(WORK TO BE COMPLETED) What is the number of lines in the data that hold the string "piccioliſſima"? Reply with that number only.

(GIVEN RECORDS)
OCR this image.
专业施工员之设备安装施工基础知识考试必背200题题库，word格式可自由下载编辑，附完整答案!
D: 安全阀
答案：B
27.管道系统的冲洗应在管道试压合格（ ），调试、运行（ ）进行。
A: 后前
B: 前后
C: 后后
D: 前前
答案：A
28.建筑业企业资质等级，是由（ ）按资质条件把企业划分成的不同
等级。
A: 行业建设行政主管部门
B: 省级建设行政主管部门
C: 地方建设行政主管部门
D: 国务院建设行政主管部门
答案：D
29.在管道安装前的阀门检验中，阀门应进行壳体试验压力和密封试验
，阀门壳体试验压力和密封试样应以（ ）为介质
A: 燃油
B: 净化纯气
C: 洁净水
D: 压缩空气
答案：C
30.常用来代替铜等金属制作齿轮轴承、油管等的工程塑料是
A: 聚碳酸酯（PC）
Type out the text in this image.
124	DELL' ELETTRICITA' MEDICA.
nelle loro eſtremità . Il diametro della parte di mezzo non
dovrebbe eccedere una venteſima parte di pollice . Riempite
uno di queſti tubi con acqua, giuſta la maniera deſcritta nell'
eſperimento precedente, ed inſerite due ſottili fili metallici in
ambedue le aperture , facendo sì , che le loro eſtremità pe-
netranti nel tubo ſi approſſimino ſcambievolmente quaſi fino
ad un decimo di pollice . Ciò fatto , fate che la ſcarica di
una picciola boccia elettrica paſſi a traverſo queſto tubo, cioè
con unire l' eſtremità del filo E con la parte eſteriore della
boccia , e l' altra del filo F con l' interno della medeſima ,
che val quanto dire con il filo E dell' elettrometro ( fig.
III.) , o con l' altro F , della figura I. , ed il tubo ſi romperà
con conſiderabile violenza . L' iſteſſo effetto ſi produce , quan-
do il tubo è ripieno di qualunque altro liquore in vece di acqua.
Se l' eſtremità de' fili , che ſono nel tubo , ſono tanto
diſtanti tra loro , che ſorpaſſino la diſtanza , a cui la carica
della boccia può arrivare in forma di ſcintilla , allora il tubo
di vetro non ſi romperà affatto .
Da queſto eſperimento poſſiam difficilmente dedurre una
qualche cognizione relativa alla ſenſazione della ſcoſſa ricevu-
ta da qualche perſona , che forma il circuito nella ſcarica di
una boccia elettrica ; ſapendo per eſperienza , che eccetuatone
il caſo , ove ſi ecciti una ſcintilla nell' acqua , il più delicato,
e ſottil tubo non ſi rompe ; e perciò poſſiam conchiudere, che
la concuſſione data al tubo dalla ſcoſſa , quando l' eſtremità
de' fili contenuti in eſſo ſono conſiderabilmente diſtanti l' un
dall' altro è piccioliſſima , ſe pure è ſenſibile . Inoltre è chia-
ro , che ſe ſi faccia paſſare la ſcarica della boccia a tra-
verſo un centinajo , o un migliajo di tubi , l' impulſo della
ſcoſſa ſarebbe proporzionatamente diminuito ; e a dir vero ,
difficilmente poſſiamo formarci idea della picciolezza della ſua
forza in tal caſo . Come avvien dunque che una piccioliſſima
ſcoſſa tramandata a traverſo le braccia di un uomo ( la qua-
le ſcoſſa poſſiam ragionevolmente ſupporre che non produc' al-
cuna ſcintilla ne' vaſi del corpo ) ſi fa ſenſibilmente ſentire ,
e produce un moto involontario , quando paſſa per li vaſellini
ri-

(FINISHED TASK) 2